Data items:
····················
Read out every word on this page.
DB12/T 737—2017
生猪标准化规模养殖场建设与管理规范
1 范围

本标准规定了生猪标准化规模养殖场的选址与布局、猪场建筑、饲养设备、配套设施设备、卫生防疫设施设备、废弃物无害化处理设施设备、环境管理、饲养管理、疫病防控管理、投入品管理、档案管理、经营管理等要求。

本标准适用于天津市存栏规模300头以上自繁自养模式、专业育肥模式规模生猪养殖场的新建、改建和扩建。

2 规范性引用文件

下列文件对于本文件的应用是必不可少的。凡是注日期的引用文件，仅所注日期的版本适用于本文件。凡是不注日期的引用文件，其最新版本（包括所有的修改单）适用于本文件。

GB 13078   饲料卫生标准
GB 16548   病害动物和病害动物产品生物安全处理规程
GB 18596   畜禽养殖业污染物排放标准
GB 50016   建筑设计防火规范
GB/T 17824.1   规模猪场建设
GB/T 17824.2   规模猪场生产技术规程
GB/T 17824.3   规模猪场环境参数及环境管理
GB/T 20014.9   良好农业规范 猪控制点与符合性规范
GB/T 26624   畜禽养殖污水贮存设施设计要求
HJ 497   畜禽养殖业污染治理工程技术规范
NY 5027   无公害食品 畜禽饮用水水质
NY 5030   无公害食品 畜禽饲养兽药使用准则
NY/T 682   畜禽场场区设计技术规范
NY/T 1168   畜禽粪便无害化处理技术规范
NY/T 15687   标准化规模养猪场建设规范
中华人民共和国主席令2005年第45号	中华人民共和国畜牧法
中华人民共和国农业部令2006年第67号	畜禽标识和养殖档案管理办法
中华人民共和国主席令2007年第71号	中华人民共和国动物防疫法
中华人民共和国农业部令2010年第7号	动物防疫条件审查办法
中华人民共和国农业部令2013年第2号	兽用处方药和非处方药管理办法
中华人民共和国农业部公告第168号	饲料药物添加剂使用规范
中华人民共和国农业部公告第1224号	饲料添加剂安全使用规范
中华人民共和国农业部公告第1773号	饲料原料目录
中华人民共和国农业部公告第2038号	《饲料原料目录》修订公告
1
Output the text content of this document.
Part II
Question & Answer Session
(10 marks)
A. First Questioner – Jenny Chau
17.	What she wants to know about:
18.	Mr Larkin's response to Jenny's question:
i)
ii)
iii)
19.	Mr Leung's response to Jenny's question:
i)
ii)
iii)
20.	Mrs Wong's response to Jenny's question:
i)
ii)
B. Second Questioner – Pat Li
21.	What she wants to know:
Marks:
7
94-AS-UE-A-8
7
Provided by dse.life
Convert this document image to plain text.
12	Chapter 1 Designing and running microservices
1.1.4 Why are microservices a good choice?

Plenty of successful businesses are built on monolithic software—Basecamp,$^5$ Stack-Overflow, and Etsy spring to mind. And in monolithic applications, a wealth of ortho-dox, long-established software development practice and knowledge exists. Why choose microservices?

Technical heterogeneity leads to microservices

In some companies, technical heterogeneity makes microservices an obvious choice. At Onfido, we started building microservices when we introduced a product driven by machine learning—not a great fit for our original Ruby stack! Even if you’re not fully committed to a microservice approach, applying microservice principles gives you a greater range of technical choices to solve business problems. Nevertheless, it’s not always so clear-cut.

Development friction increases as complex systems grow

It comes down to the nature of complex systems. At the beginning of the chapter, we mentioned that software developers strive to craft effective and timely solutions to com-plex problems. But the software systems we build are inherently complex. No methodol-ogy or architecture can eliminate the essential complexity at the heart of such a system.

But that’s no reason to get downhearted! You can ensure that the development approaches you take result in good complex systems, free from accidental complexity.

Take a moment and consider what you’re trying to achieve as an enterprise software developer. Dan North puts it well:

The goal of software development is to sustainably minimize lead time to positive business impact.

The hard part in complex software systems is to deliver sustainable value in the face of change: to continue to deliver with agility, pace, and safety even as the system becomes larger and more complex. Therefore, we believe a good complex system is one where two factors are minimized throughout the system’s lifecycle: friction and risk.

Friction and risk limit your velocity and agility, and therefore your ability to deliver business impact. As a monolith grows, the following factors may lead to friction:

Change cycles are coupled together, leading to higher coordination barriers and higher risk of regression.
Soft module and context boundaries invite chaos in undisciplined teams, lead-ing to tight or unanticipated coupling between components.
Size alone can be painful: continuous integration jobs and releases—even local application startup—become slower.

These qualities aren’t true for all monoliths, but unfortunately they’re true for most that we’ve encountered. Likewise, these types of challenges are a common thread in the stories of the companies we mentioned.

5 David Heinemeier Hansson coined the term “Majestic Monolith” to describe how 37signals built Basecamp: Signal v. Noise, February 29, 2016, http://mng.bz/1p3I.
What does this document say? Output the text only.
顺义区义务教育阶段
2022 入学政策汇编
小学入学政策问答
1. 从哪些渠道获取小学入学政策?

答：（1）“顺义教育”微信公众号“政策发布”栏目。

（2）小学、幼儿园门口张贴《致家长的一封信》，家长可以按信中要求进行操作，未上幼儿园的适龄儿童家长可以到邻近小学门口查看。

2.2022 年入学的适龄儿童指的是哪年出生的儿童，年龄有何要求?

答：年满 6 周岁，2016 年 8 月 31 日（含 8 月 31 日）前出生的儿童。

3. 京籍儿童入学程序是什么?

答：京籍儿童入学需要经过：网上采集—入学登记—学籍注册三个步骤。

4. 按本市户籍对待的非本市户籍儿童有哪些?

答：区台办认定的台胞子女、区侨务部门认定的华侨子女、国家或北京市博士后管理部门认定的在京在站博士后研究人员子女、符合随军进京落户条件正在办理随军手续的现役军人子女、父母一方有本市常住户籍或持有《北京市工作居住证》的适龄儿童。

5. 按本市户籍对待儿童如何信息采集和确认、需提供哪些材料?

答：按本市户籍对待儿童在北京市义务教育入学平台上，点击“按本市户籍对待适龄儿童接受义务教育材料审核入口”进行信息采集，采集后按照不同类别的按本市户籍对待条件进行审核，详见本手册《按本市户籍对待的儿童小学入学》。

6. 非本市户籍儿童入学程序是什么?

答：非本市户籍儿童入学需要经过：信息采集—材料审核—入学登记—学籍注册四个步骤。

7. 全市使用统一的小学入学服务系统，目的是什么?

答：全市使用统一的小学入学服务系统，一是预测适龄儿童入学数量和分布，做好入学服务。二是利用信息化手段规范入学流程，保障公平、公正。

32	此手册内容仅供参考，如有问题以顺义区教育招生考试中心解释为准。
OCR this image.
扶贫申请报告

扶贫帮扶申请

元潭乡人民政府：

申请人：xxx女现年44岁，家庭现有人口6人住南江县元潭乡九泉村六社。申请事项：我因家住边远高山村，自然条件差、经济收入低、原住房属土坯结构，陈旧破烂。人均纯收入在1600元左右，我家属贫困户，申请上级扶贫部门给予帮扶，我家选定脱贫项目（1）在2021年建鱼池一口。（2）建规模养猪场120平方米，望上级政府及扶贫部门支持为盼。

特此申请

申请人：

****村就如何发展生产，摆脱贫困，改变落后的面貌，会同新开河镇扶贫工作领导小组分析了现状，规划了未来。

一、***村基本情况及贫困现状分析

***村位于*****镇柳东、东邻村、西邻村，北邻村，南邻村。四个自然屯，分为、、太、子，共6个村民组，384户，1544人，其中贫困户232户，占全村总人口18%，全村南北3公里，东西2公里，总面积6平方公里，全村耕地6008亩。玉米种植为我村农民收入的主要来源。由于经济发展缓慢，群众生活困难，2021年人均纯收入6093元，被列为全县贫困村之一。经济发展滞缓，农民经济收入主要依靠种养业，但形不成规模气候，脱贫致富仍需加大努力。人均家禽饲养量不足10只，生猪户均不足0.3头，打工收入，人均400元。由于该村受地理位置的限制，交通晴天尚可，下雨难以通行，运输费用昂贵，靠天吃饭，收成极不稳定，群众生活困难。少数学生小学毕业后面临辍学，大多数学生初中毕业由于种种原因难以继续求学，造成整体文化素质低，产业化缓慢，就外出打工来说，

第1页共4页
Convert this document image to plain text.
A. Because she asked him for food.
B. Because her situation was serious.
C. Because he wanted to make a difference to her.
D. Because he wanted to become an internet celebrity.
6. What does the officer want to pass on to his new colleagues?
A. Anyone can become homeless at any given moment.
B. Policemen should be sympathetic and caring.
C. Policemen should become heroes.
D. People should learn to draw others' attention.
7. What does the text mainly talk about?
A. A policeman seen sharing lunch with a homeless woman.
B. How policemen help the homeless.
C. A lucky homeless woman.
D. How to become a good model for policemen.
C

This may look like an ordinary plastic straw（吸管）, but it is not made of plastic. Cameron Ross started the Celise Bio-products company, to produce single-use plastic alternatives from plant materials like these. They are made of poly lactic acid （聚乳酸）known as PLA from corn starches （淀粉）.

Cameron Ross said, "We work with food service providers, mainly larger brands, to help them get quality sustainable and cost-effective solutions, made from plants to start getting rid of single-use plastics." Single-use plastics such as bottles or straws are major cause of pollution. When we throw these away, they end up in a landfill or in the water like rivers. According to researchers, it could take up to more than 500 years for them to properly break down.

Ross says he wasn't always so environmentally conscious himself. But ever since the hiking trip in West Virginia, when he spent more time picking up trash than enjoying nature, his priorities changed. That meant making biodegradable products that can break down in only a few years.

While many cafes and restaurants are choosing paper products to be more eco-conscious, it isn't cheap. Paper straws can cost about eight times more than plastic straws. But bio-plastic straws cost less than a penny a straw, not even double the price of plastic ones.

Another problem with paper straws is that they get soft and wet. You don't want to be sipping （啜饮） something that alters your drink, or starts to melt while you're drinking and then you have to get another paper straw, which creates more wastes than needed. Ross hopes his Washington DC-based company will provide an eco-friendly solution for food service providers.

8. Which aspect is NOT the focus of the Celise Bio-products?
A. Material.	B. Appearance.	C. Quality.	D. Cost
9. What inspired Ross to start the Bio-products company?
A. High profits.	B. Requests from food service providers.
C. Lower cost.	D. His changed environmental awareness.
····················
# Your objective:
Pull every line containing "conscious" from the data.

# Worked answer:
Ross says he wasn't always so environmentally conscious himself. But ever since the hiking trip in West Virginia, when he spent more time picking up trash than enjoying nature, his priorities changed. That meant making biodegradable products that can break down in only a few years.
While many cafes and restaurants are choosing paper products to be more eco-conscious, it isn't cheap. Paper straws can cost about eight times more than plastic straws. But bio-plastic straws cost less than a penny a straw, not even double the price of plastic ones.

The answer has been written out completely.